# [Data rows]

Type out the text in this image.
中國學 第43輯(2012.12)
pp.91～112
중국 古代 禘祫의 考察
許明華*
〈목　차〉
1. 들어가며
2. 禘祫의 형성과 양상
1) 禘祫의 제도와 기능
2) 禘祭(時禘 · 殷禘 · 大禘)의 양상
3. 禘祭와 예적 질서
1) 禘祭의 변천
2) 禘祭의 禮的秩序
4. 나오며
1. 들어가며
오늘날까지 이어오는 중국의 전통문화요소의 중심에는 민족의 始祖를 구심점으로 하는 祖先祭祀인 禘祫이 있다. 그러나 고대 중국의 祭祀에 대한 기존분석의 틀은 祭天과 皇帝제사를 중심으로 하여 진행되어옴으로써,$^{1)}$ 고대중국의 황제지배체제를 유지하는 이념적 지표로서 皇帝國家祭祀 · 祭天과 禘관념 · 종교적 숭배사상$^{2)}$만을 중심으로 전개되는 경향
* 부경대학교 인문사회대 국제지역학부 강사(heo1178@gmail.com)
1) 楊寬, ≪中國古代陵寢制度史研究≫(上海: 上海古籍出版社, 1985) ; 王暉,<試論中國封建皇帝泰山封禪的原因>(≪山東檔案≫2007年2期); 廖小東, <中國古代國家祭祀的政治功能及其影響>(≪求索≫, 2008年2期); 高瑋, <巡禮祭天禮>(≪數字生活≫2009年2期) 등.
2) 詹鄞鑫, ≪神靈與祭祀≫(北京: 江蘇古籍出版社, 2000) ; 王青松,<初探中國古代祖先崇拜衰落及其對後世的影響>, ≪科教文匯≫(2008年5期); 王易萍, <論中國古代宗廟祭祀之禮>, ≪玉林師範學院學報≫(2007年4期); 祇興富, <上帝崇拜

# [Job]
Go through the entries and repeat each one exactly.

# [Result of the task]
Type out the text in this image.
中國學 第43輯(2012.12)
pp.91～112
중국 古代 禘祫의 考察
許明華*
〈목　차〉
1. 들어가며
2. 禘祫의 형성과 양상
1) 禘祫의 제도와 기능
2) 禘祭(時禘 · 殷禘 · 大禘)의 양상
3. 禘祭와 예적 질서
1) 禘祭의 변천
2) 禘祭의 禮的秩序
4. 나오며
1. 들어가며
오늘날까지 이어오는 중국의 전통문화요소의 중심에는 민족의 始祖를 구심점으로 하는 祖先祭祀인 禘祫이 있다. 그러나 고대 중국의 祭祀에 대한 기존분석의 틀은 祭天과 皇帝제사를 중심으로 하여 진행되어옴으로써,$^{1)}$ 고대중국의 황제지배체제를 유지하는 이념적 지표로서 皇帝國家祭祀 · 祭天과 禘관념 · 종교적 숭배사상$^{2)}$만을 중심으로 전개되는 경향
* 부경대학교 인문사회대 국제지역학부 강사(heo1178@gmail.com)
1) 楊寬, ≪中國古代陵寢制度史研究≫(上海: 上海古籍出版社, 1985) ; 王暉,<試論中國封建皇帝泰山封禪的原因>(≪山東檔案≫2007年2期); 廖小東, <中國古代國家祭祀的政治功能及其影響>(≪求索≫, 2008年2期); 高瑋, <巡禮祭天禮>(≪數字生活≫2009年2期) 등.
2) 詹鄞鑫, ≪神靈與祭祀≫(北京: 江蘇古籍出版社, 2000) ; 王青松,<初探中國古代祖先崇拜衰落及其對後世的影響>, ≪科教文匯≫(2008年5期); 王易萍, <論中國古代宗廟祭祀之禮>, ≪玉林師範學院學報≫(2007年4期); 祇興富, <上帝崇拜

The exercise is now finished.